Look through the material below for "islet". Copy every line that contains it.

***

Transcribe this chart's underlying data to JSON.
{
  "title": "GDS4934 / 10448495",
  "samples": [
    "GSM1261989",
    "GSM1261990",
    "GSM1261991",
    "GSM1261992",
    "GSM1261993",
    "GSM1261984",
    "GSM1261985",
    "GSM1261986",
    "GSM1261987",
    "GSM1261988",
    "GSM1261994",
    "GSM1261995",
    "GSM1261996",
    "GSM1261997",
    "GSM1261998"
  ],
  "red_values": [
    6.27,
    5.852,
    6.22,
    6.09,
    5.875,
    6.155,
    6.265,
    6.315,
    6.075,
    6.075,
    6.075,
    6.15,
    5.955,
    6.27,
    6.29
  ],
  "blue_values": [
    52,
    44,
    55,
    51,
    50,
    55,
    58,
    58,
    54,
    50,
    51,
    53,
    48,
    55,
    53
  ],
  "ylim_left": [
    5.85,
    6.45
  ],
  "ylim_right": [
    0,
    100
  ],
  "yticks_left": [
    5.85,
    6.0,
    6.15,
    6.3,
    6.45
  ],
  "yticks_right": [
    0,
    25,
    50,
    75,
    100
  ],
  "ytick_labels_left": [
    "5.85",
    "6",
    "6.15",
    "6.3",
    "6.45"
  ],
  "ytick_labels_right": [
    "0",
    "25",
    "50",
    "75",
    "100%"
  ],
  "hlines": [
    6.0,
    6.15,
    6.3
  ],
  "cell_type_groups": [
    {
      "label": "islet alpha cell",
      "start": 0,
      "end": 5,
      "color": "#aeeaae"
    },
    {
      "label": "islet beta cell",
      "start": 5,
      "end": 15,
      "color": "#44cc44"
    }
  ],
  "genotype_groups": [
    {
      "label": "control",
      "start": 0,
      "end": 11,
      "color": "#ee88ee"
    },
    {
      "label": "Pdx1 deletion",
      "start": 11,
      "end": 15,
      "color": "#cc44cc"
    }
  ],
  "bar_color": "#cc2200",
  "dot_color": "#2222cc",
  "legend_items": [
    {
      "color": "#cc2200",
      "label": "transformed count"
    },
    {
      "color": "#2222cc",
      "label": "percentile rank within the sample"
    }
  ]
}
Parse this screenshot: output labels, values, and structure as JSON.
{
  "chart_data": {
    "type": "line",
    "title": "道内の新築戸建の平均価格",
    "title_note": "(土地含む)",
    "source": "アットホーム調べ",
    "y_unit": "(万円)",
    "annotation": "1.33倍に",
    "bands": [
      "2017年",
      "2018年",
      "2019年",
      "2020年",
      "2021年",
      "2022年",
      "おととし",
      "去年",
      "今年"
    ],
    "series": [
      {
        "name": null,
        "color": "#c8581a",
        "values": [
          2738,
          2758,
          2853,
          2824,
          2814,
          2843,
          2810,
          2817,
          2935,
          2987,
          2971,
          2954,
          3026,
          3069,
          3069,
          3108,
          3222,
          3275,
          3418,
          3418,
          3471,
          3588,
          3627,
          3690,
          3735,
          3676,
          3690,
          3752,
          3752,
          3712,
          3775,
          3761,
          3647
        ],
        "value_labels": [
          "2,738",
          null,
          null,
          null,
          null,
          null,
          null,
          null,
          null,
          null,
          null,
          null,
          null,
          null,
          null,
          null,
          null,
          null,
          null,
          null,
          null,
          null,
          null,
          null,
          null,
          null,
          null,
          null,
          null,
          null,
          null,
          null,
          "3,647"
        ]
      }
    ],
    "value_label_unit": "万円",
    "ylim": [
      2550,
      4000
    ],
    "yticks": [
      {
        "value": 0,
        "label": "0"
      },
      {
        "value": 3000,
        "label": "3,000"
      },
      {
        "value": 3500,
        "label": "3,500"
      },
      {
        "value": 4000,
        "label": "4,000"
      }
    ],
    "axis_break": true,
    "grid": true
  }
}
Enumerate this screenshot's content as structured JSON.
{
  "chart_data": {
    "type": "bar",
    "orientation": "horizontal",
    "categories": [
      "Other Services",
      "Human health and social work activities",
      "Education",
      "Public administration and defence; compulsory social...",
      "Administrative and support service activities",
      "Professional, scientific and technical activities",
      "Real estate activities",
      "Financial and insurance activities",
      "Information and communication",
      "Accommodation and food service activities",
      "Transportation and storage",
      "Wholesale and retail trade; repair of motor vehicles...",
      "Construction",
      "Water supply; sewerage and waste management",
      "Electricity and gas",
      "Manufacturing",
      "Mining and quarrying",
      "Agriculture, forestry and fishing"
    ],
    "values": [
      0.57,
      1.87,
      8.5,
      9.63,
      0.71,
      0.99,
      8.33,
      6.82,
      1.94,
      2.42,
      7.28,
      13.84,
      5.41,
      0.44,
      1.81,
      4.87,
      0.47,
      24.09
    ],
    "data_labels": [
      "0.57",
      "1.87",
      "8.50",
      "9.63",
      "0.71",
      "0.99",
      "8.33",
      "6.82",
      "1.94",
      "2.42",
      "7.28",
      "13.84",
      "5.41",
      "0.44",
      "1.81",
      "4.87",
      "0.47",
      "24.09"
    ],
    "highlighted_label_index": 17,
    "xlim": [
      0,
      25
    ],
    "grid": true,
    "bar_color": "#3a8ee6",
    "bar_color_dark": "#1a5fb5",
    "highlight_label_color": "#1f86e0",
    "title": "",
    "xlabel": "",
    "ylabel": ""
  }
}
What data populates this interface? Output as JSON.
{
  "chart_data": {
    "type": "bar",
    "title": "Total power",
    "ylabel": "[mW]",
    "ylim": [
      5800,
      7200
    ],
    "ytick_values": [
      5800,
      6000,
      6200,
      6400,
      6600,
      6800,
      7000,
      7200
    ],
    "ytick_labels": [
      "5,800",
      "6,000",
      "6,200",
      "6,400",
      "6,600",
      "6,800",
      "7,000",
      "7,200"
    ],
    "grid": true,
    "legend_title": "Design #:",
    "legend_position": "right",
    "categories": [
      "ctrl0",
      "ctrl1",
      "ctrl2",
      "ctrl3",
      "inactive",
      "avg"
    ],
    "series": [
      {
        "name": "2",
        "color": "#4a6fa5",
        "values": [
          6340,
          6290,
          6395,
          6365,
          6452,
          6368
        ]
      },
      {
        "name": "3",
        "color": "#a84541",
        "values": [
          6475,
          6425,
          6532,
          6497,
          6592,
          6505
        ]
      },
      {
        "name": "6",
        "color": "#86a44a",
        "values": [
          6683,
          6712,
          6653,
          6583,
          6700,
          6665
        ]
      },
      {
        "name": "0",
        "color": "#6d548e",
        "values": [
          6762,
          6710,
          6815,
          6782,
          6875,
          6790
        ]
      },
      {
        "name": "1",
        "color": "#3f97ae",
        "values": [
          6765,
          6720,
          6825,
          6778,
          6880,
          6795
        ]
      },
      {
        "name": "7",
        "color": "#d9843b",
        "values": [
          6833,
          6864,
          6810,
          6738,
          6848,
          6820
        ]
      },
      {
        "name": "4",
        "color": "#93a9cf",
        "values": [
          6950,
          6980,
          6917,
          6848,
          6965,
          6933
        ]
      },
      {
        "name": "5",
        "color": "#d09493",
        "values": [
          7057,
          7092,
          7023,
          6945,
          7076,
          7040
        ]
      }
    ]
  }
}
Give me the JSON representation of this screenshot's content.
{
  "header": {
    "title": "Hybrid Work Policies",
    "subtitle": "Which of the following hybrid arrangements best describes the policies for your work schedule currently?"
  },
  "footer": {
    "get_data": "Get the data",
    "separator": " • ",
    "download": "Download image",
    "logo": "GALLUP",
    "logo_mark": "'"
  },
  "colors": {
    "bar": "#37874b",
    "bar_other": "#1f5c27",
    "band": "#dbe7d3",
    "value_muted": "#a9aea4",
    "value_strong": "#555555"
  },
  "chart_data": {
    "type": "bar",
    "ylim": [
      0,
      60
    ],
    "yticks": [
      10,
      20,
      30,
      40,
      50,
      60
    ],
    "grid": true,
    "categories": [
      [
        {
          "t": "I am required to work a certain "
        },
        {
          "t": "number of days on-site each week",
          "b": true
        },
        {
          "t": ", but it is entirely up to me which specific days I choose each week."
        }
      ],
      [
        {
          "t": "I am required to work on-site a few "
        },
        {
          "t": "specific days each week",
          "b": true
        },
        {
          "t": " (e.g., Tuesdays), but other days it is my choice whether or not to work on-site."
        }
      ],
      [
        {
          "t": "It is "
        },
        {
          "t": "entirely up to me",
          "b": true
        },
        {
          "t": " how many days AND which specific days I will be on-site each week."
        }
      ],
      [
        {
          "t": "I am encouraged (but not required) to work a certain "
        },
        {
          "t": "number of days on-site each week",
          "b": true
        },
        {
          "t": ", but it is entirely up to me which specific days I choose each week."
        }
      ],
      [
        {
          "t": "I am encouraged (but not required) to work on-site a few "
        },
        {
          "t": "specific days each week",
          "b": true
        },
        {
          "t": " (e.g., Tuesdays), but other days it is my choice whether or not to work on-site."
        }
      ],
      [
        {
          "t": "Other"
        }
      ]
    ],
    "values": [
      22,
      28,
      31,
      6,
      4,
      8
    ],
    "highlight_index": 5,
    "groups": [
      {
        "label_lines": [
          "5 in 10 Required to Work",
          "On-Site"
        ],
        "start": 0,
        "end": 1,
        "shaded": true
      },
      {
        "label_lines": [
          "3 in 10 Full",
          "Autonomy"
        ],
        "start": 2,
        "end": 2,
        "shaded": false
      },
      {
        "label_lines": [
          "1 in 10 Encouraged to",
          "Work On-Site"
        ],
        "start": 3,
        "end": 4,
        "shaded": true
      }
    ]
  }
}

***

**Final result**
      "label": "islet alpha cell",
      "label": "islet beta cell",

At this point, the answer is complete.